Set problem:
Reproduce, word for word, the lines in the stretch of material from the line containing "table-row[interactable]: Today, 08:33:14" through the line containing "tab-instances-of-this-action[interactable]: Instances of", including both of those lines.
>> start
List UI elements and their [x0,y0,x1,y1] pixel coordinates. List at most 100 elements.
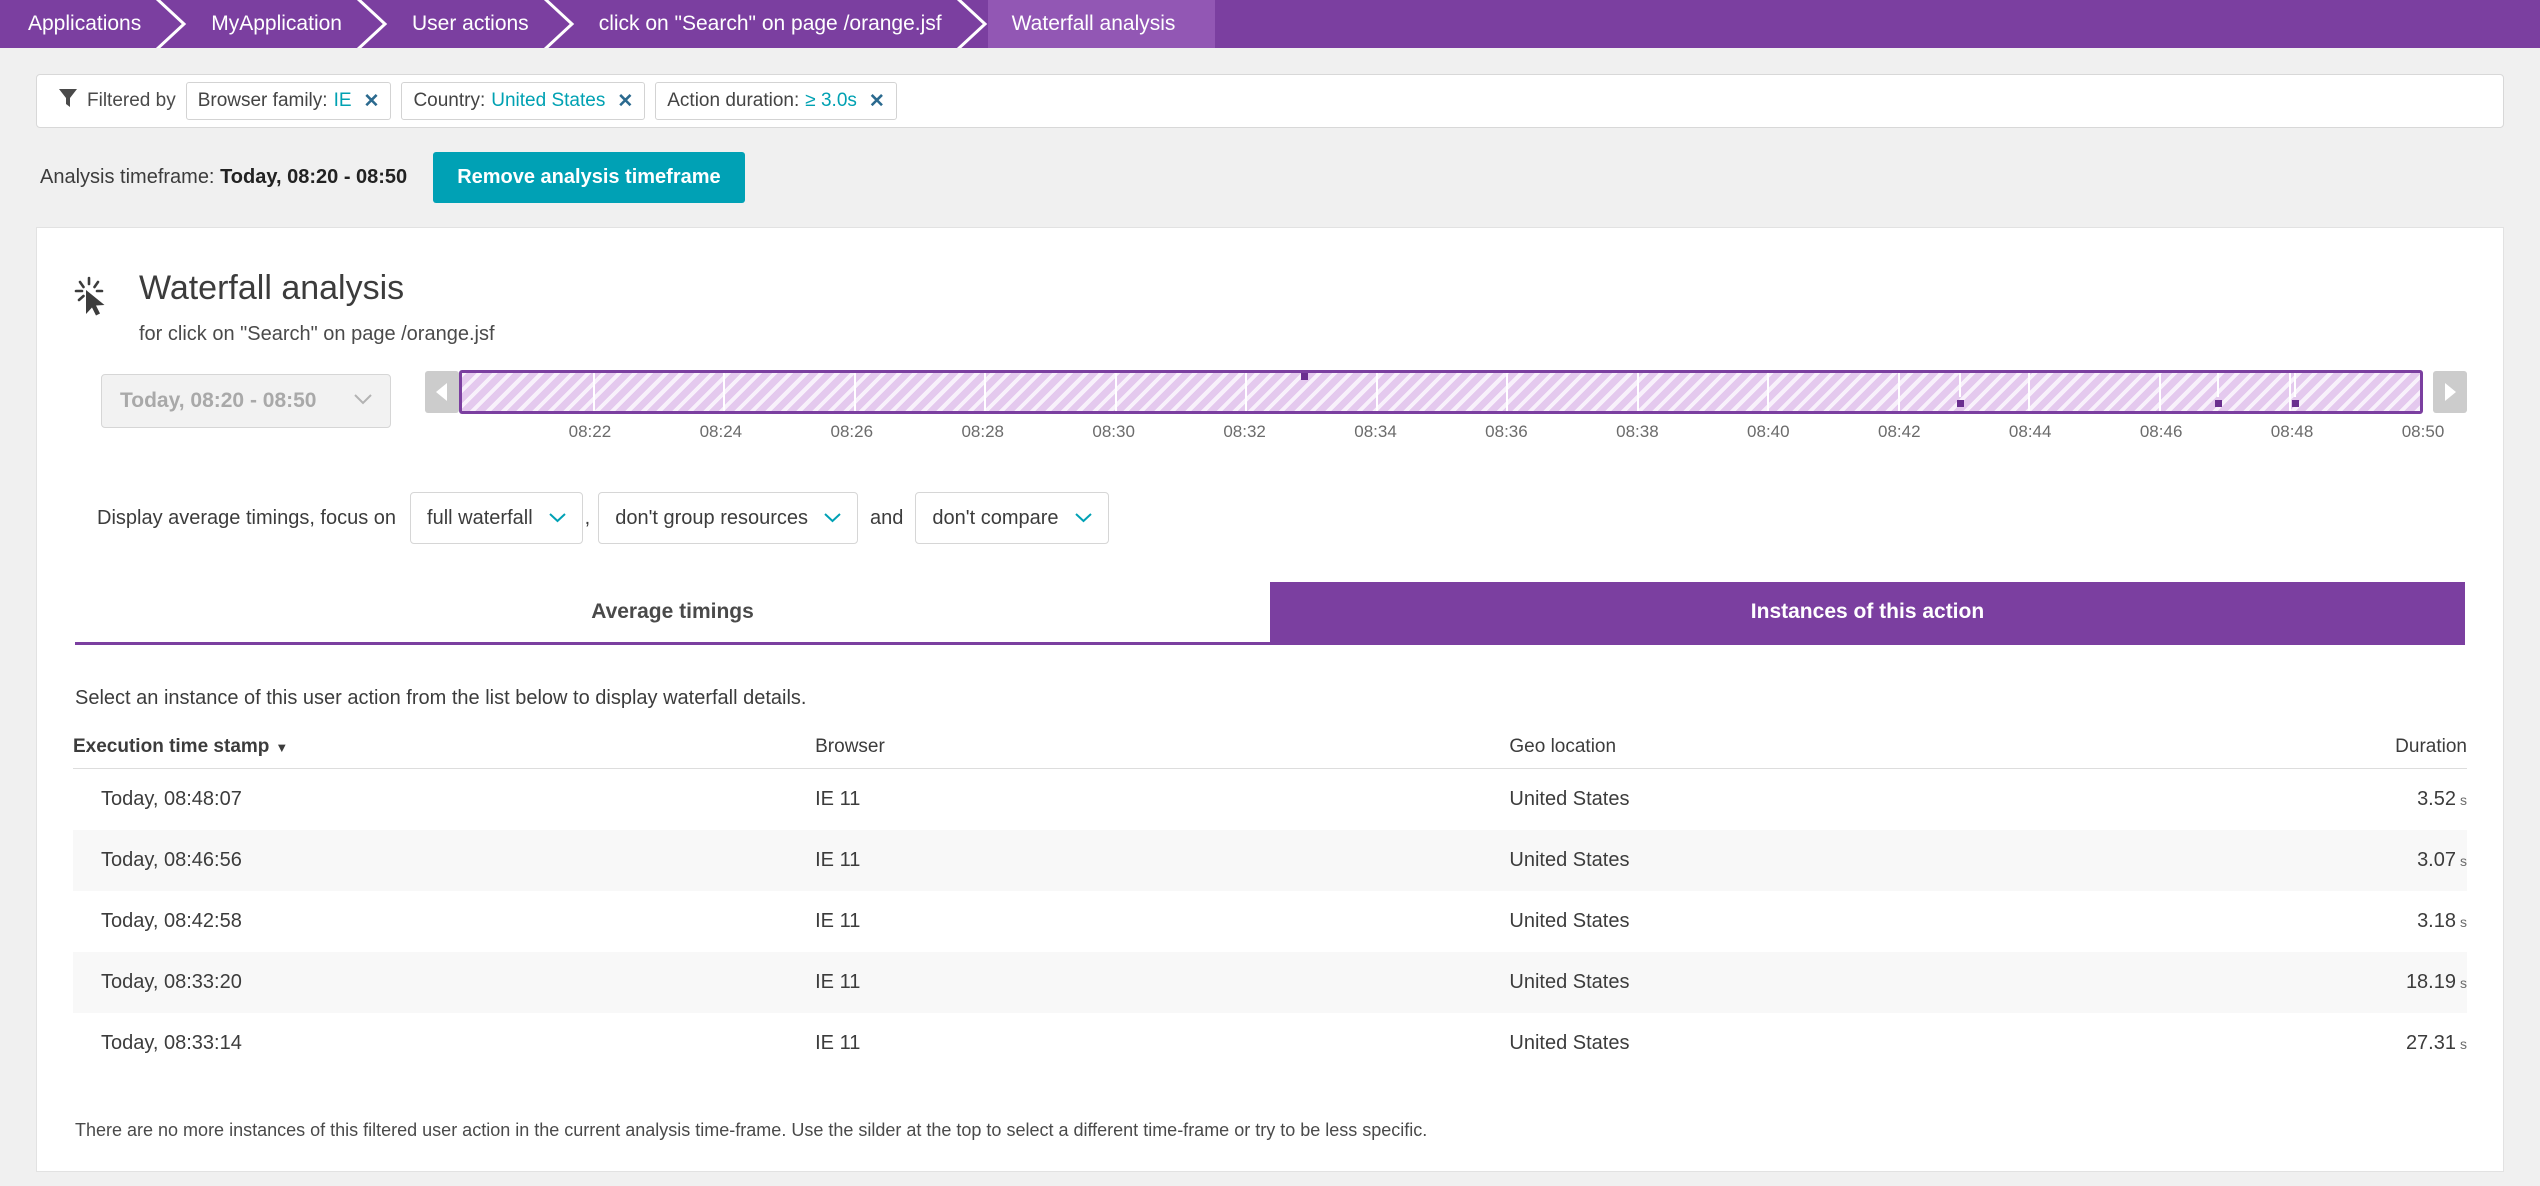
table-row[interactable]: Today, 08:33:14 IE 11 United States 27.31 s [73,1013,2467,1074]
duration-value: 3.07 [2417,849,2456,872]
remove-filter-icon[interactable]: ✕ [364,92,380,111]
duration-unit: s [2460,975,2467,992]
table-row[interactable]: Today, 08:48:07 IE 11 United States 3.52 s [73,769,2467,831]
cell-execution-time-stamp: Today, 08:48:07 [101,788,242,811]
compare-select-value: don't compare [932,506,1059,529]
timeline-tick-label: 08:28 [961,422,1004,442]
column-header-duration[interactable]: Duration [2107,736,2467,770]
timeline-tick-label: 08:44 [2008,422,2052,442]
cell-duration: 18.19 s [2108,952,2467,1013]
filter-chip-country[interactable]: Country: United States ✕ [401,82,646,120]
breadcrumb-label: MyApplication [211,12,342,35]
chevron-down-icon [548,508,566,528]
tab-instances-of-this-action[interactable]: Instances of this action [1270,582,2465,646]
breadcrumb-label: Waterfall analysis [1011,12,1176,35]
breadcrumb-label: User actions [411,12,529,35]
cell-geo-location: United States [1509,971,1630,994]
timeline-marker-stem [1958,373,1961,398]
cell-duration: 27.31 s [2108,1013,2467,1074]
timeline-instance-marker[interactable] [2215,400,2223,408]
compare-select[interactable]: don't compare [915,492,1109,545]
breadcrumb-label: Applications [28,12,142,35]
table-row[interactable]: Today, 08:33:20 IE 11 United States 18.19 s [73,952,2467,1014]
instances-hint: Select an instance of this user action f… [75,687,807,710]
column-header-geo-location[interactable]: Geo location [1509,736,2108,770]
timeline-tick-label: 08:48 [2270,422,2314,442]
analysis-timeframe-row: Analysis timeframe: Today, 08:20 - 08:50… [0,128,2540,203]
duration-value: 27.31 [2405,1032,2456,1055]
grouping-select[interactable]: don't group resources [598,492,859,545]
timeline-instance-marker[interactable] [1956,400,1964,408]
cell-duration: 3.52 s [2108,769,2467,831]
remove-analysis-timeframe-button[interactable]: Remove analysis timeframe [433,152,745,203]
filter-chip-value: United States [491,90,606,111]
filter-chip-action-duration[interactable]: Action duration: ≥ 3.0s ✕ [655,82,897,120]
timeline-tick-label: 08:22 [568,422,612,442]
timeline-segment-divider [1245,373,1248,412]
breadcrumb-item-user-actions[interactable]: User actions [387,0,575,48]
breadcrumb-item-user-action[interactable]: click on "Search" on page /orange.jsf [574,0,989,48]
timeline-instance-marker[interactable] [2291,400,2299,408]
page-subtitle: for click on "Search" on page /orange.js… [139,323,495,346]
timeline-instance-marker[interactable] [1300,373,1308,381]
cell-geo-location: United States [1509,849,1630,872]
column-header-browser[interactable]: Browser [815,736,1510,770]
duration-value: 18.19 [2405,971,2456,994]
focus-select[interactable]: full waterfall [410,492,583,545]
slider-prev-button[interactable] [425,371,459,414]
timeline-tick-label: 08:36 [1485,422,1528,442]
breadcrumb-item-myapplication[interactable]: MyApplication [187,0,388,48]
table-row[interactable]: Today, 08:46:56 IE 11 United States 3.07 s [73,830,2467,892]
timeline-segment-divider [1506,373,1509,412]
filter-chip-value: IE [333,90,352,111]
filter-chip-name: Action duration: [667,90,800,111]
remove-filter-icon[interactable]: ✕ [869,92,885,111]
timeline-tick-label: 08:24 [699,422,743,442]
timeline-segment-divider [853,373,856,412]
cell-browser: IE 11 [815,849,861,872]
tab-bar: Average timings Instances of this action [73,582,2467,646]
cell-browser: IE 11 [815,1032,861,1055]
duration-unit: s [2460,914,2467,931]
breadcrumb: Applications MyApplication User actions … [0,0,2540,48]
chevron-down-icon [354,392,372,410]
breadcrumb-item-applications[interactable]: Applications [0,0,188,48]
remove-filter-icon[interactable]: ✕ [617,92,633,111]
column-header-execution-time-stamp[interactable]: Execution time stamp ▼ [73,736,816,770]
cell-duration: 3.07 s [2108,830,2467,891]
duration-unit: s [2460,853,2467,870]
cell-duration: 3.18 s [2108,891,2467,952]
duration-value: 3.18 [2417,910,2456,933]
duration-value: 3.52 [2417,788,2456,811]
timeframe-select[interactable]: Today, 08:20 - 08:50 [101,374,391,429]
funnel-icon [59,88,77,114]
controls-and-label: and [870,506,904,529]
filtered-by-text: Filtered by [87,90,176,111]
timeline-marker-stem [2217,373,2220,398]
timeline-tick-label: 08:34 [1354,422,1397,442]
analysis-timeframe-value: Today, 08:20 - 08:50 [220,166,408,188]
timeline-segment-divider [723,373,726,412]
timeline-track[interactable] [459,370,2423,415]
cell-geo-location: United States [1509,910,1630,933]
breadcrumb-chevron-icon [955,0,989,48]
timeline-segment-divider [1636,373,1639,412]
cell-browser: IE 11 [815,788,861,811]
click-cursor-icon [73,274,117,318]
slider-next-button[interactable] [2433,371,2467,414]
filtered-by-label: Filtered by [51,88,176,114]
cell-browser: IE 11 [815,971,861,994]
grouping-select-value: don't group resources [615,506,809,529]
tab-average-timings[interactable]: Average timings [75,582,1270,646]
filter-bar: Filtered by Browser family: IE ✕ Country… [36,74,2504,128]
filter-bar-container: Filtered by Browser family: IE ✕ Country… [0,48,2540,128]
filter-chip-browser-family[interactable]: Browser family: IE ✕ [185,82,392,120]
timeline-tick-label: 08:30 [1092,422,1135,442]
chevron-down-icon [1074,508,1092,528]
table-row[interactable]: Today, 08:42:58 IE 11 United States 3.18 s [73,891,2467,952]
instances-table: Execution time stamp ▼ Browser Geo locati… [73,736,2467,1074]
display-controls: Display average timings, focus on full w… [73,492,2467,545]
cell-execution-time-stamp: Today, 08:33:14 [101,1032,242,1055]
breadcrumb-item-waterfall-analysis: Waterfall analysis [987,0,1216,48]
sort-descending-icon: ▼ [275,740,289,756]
>> end
>> start
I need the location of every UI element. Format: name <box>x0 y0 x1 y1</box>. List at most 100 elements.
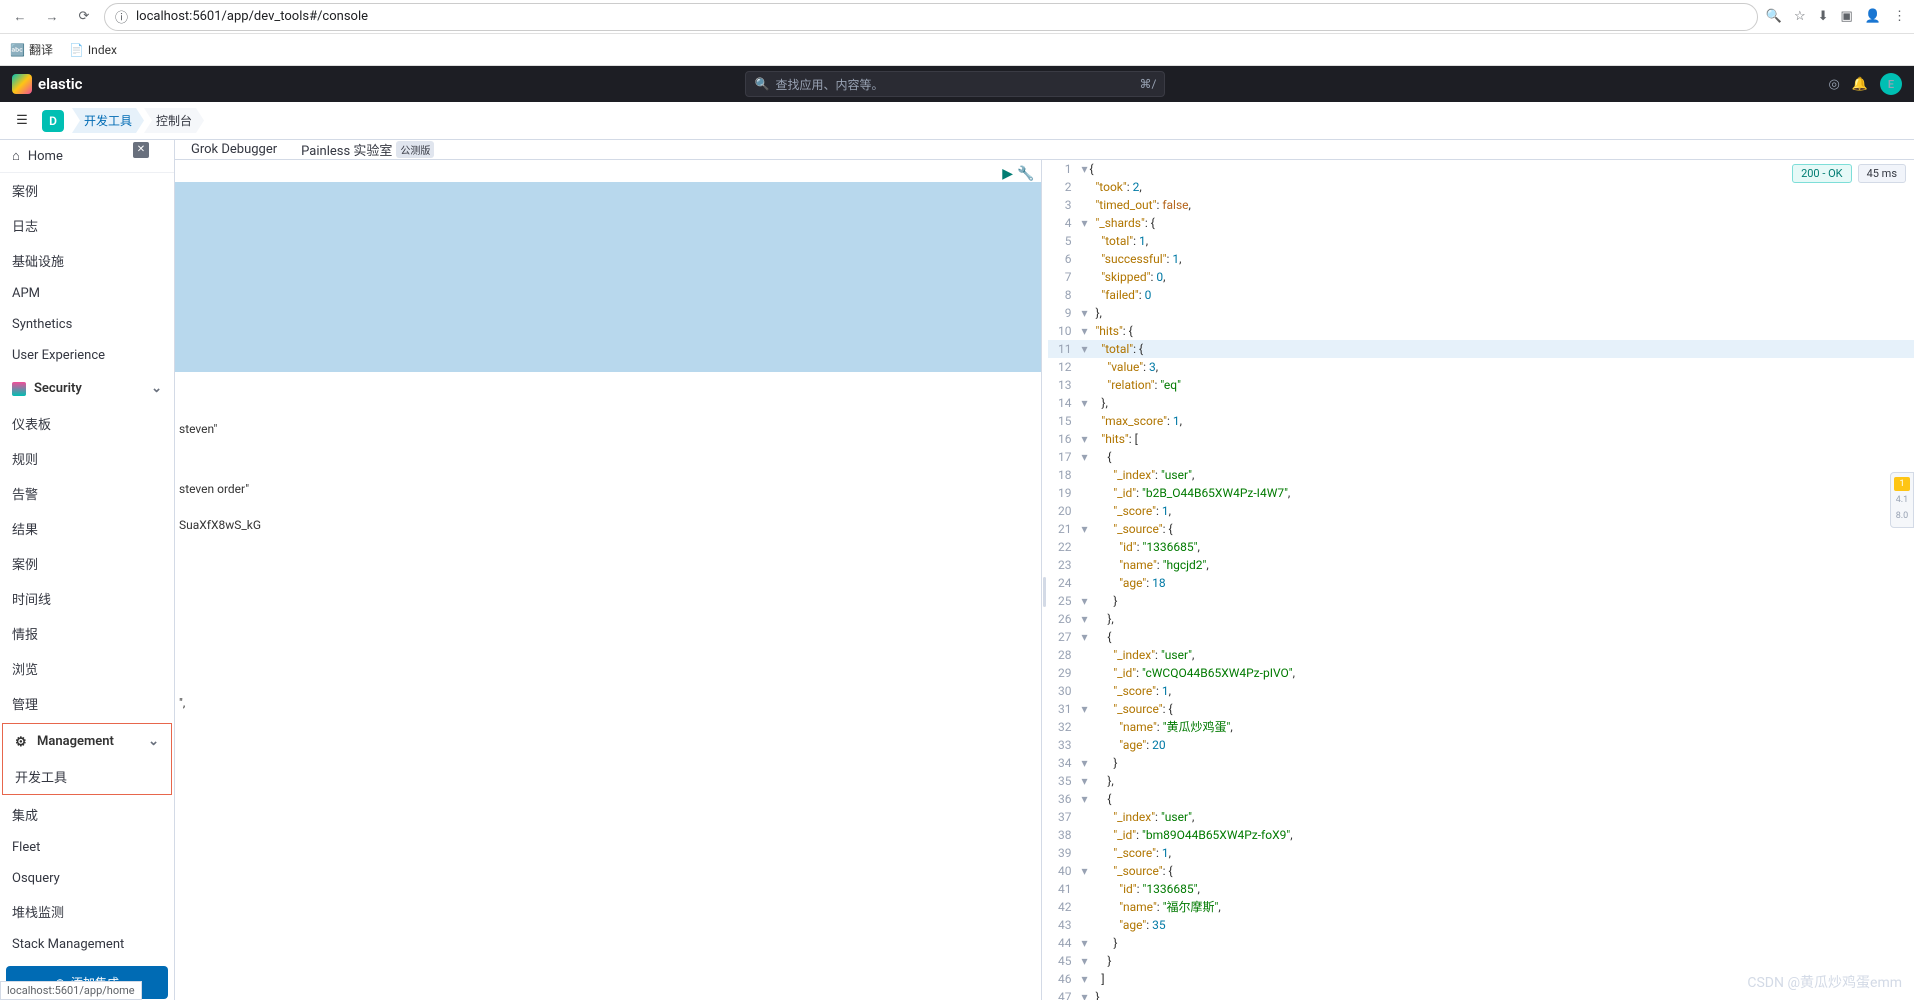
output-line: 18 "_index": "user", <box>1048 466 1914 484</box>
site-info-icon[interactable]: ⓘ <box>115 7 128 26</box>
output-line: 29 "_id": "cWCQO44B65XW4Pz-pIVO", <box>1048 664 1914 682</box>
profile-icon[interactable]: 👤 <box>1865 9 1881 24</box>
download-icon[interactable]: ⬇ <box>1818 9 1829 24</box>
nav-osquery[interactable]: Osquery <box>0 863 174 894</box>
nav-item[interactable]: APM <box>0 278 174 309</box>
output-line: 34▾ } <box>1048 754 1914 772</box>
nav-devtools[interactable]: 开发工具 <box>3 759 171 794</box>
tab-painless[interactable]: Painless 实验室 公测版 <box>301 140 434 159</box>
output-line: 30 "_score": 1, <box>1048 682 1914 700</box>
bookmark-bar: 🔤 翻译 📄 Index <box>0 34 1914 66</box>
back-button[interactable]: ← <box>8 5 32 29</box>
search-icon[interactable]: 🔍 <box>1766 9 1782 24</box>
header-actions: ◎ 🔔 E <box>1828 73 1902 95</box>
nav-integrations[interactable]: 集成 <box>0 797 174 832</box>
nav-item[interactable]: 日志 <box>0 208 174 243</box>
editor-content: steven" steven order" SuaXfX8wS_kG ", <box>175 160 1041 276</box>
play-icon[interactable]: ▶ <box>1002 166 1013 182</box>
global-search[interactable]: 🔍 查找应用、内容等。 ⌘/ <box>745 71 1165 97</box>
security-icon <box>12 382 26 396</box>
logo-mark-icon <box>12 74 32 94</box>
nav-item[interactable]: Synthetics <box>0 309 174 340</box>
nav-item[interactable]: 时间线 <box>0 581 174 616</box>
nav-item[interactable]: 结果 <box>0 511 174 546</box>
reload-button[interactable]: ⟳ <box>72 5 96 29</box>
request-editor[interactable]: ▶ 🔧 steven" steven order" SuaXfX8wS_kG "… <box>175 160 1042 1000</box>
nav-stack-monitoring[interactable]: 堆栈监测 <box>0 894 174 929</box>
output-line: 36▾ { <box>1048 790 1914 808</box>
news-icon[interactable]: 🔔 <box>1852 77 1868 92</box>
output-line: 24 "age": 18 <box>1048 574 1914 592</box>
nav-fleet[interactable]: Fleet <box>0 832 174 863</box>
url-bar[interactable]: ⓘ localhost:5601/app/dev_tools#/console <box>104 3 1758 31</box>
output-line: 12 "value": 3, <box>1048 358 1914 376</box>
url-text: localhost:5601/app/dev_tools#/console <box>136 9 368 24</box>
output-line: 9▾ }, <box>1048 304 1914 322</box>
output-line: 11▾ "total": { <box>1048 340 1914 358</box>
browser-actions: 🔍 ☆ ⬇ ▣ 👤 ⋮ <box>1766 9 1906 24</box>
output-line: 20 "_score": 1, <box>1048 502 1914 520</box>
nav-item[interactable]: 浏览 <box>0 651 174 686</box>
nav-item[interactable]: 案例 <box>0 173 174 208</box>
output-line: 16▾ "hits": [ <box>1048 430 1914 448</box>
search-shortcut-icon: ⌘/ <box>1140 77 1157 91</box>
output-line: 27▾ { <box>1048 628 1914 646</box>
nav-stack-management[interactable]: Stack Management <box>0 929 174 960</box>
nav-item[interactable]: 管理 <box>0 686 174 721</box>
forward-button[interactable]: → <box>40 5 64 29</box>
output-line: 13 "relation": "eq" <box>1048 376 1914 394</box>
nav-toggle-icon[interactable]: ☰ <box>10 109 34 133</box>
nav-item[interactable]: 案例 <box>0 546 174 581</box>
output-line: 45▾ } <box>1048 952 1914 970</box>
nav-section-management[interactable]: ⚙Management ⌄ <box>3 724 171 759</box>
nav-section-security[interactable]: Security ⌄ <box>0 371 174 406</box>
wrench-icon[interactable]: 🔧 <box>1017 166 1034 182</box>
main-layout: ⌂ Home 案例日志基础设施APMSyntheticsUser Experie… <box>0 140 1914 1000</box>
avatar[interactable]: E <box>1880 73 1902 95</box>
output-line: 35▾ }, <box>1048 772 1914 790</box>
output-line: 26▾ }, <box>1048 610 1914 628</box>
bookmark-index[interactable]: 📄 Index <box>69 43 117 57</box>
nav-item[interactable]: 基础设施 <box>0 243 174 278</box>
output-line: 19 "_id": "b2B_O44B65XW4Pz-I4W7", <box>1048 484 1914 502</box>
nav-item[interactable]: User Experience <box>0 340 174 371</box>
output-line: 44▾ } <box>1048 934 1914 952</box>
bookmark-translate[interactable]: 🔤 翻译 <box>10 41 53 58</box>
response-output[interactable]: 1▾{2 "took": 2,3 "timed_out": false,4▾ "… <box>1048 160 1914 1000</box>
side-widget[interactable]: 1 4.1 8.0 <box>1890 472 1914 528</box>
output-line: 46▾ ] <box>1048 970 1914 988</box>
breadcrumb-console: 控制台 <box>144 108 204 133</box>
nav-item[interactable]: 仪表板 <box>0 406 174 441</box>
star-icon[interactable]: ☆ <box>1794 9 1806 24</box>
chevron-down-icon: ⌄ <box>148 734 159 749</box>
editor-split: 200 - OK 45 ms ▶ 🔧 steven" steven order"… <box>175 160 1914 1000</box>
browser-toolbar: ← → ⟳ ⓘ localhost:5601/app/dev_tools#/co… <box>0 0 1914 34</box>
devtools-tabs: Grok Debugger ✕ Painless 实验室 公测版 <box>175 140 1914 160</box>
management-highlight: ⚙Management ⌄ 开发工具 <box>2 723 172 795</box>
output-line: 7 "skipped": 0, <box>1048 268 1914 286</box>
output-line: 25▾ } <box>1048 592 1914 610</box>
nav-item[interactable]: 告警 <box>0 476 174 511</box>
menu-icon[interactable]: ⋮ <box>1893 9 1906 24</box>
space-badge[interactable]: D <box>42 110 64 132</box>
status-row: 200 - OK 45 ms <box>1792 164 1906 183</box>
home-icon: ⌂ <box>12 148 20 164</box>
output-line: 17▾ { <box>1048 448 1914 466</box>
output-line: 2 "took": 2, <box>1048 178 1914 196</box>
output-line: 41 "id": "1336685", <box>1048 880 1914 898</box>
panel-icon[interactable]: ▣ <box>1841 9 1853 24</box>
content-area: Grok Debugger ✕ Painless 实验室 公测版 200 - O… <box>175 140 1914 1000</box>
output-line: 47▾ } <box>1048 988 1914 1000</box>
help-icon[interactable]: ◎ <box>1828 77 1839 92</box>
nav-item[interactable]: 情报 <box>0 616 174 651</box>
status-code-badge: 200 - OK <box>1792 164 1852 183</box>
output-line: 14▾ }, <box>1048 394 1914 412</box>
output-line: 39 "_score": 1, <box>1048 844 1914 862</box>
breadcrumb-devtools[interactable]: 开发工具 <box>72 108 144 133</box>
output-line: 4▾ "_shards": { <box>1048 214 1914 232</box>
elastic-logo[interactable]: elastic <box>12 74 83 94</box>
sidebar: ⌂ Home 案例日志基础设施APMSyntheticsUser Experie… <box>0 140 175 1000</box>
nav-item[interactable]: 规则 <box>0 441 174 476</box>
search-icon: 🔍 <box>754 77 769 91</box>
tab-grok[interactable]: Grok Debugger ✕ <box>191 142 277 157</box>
>> end
Exercise result:
table-row[interactable]: Today, 08:33:14 IE 11 United States 27.31 s [73,1013,2467,1074]
duration-value: 3.07 [2417,849,2456,872]
remove-filter-icon[interactable]: ✕ [364,92,380,111]
duration-unit: s [2460,975,2467,992]
table-row[interactable]: Today, 08:48:07 IE 11 United States 3.52 s [73,769,2467,831]
cell-execution-time-stamp: Today, 08:48:07 [101,788,242,811]
compare-select-value: don't compare [932,506,1059,529]
timeline-tick-label: 08:28 [961,422,1004,442]
column-header-duration[interactable]: Duration [2107,736,2467,770]
timeline-tick-label: 08:44 [2008,422,2052,442]
cell-duration: 18.19 s [2108,952,2467,1013]
filter-chip-country[interactable]: Country: United States ✕ [401,82,646,120]
breadcrumb-label: MyApplication [211,12,342,35]
chevron-down-icon [548,508,566,528]
tab-instances-of-this-action[interactable]: Instances of this action [1270,582,2465,646]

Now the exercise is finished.